» **Given instruction**:
Rewrite the records below, replacing every "author" with "byline" and leaving everything else unchanged.

» **Stored data**:
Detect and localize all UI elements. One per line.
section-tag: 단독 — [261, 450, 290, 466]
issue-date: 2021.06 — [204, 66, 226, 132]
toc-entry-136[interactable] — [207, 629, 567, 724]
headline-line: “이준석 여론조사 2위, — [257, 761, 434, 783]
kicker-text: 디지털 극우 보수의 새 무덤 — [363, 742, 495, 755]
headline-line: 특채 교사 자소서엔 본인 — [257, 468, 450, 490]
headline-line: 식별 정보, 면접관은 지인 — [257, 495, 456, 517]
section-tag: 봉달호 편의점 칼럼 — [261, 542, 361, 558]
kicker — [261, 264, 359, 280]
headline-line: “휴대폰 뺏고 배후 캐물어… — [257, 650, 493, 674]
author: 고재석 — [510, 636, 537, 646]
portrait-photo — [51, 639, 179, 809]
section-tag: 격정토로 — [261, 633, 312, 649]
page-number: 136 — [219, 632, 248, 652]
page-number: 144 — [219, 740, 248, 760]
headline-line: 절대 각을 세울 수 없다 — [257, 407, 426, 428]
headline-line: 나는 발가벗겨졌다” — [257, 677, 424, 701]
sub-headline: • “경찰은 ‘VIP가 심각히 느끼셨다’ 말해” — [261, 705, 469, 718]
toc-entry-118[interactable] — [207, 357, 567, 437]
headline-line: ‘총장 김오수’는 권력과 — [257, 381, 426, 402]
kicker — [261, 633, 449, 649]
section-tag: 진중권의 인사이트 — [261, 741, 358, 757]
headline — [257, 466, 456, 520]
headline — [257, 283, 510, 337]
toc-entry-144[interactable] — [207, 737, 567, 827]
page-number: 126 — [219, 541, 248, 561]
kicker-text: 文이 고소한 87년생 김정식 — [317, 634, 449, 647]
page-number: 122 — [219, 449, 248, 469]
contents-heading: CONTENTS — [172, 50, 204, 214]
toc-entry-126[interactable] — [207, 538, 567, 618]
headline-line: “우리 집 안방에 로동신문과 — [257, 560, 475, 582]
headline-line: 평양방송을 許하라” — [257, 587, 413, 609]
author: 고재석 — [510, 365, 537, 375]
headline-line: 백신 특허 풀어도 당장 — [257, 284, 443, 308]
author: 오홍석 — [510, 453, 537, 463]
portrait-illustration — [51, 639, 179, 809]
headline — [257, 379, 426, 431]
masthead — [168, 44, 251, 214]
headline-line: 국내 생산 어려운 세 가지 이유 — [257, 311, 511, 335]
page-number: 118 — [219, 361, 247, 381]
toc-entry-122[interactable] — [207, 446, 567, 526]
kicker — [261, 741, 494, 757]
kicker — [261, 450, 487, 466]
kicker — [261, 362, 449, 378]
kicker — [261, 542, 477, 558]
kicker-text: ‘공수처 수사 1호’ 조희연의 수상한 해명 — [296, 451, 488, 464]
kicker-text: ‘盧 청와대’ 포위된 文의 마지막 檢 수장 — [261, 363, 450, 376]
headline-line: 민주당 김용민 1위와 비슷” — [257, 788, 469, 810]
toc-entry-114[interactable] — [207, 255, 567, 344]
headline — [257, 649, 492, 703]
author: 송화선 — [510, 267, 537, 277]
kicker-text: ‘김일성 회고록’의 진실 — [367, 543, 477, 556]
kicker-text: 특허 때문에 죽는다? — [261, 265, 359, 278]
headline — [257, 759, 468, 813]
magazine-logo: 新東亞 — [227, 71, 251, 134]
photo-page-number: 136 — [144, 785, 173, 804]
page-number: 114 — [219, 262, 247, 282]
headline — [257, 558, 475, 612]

» **Solution to this exercise**:
Detect and localize all UI elements. One per line.
section-tag: 단독 — [261, 450, 290, 466]
issue-date: 2021.06 — [204, 66, 226, 132]
toc-entry-136[interactable] — [207, 629, 567, 724]
headline-line: “이준석 여론조사 2위, — [257, 761, 434, 783]
kicker-text: 디지털 극우 보수의 새 무덤 — [363, 742, 495, 755]
headline-line: 특채 교사 자소서엔 본인 — [257, 468, 450, 490]
headline-line: 식별 정보, 면접관은 지인 — [257, 495, 456, 517]
section-tag: 봉달호 편의점 칼럼 — [261, 542, 361, 558]
kicker — [261, 264, 359, 280]
headline-line: “휴대폰 뺏고 배후 캐물어… — [257, 650, 493, 674]
byline: 고재석 — [510, 636, 537, 646]
portrait-photo — [51, 639, 179, 809]
section-tag: 격정토로 — [261, 633, 312, 649]
page-number: 136 — [219, 632, 248, 652]
page-number: 144 — [219, 740, 248, 760]
headline-line: 절대 각을 세울 수 없다 — [257, 407, 426, 428]
headline-line: 나는 발가벗겨졌다” — [257, 677, 424, 701]
sub-headline: • “경찰은 ‘VIP가 심각히 느끼셨다’ 말해” — [261, 705, 469, 718]
toc-entry-118[interactable] — [207, 357, 567, 437]
headline-line: ‘총장 김오수’는 권력과 — [257, 381, 426, 402]
kicker — [261, 633, 449, 649]
section-tag: 진중권의 인사이트 — [261, 741, 358, 757]
headline — [257, 466, 456, 520]
headline — [257, 283, 510, 337]
toc-entry-144[interactable] — [207, 737, 567, 827]
page-number: 126 — [219, 541, 248, 561]
kicker-text: 文이 고소한 87년생 김정식 — [317, 634, 449, 647]
page-number: 122 — [219, 449, 248, 469]
contents-heading: CONTENTS — [172, 50, 204, 214]
toc-entry-126[interactable] — [207, 538, 567, 618]
headline-line: “우리 집 안방에 로동신문과 — [257, 560, 475, 582]
headline-line: 평양방송을 許하라” — [257, 587, 413, 609]
byline: 고재석 — [510, 365, 537, 375]
headline-line: 백신 특허 풀어도 당장 — [257, 284, 443, 308]
byline: 오홍석 — [510, 453, 537, 463]
portrait-illustration — [51, 639, 179, 809]
headline — [257, 379, 426, 431]
masthead — [168, 44, 251, 214]
headline-line: 국내 생산 어려운 세 가지 이유 — [257, 311, 511, 335]
page-number: 118 — [219, 361, 247, 381]
toc-entry-122[interactable] — [207, 446, 567, 526]
kicker — [261, 741, 494, 757]
kicker — [261, 450, 487, 466]
kicker — [261, 362, 449, 378]
kicker — [261, 542, 477, 558]
kicker-text: ‘공수처 수사 1호’ 조희연의 수상한 해명 — [296, 451, 488, 464]
kicker-text: ‘盧 청와대’ 포위된 文의 마지막 檢 수장 — [261, 363, 450, 376]
headline-line: 민주당 김용민 1위와 비슷” — [257, 788, 469, 810]
toc-entry-114[interactable] — [207, 255, 567, 344]
headline — [257, 649, 492, 703]
byline: 송화선 — [510, 267, 537, 277]
kicker-text: ‘김일성 회고록’의 진실 — [367, 543, 477, 556]
kicker-text: 특허 때문에 죽는다? — [261, 265, 359, 278]
headline — [257, 759, 468, 813]
magazine-logo: 新東亞 — [227, 71, 251, 134]
photo-page-number: 136 — [144, 785, 173, 804]
page-number: 114 — [219, 262, 247, 282]
headline — [257, 558, 475, 612]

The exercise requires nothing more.